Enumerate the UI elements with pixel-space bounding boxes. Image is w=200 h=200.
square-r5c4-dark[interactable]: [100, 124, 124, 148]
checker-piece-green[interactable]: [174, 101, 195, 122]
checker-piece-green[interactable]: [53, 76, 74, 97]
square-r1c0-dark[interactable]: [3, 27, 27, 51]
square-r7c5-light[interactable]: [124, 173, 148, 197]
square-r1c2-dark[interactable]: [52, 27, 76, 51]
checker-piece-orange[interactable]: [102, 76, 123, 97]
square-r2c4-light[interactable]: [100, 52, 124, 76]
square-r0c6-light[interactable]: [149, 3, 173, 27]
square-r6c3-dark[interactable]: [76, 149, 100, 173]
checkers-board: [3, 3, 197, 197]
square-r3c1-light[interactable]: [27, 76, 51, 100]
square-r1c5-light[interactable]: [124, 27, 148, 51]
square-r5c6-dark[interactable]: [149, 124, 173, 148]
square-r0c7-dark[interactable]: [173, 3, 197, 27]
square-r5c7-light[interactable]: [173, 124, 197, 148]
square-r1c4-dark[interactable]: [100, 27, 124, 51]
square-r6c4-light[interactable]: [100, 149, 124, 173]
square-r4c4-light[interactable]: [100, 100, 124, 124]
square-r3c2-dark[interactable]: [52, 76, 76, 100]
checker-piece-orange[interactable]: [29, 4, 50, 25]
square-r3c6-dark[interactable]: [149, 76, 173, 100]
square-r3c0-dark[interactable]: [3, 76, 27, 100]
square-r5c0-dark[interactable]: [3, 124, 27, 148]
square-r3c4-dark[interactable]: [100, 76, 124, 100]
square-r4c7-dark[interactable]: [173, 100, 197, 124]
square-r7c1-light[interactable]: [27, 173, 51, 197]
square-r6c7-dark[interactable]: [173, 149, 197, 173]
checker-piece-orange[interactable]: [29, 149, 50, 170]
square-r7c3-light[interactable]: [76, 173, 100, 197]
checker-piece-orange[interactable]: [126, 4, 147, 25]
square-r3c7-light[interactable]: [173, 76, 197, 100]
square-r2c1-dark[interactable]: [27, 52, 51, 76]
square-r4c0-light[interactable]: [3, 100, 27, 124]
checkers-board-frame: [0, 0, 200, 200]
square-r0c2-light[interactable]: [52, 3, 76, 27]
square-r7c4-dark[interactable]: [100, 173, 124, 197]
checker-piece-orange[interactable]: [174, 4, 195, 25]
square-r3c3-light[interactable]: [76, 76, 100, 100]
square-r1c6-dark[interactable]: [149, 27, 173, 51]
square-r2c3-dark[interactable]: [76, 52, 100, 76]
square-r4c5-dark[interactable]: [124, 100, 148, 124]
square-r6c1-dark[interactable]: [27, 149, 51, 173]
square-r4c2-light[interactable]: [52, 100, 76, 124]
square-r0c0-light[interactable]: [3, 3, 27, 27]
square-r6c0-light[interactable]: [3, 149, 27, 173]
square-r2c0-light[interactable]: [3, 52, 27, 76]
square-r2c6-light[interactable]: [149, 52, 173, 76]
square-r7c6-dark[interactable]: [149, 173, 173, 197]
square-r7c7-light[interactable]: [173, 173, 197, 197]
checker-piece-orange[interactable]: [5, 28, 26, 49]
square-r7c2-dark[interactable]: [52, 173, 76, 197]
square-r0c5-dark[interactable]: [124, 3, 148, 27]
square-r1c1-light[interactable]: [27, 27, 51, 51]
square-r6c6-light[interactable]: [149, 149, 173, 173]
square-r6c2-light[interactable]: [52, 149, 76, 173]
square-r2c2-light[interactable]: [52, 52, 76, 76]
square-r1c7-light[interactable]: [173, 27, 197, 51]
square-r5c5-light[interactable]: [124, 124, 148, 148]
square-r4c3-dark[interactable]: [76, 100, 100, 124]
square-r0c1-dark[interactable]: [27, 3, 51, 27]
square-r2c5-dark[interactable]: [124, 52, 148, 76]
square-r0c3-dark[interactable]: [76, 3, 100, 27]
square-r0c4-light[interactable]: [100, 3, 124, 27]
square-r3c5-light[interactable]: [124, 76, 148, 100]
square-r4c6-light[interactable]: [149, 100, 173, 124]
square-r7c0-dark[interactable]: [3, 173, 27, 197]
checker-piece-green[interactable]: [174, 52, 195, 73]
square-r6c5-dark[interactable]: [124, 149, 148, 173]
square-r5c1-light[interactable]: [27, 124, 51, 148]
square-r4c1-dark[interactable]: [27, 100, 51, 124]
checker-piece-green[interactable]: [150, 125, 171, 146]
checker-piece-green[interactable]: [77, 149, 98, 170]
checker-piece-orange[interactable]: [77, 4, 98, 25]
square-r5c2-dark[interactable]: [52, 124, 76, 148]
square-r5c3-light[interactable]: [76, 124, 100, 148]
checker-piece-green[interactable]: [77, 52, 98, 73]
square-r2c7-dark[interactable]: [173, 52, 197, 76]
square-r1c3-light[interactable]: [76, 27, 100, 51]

◇ ◇ ◇ ◇ ◇

Gather every line of the listing above that contains the string "orange", treating uppercase and lowercase as different, and copy those lines out.

checker-piece-orange[interactable]: [102, 76, 123, 97]
checker-piece-orange[interactable]: [29, 4, 50, 25]
checker-piece-orange[interactable]: [29, 149, 50, 170]
checker-piece-orange[interactable]: [126, 4, 147, 25]
checker-piece-orange[interactable]: [174, 4, 195, 25]
checker-piece-orange[interactable]: [5, 28, 26, 49]
checker-piece-orange[interactable]: [77, 4, 98, 25]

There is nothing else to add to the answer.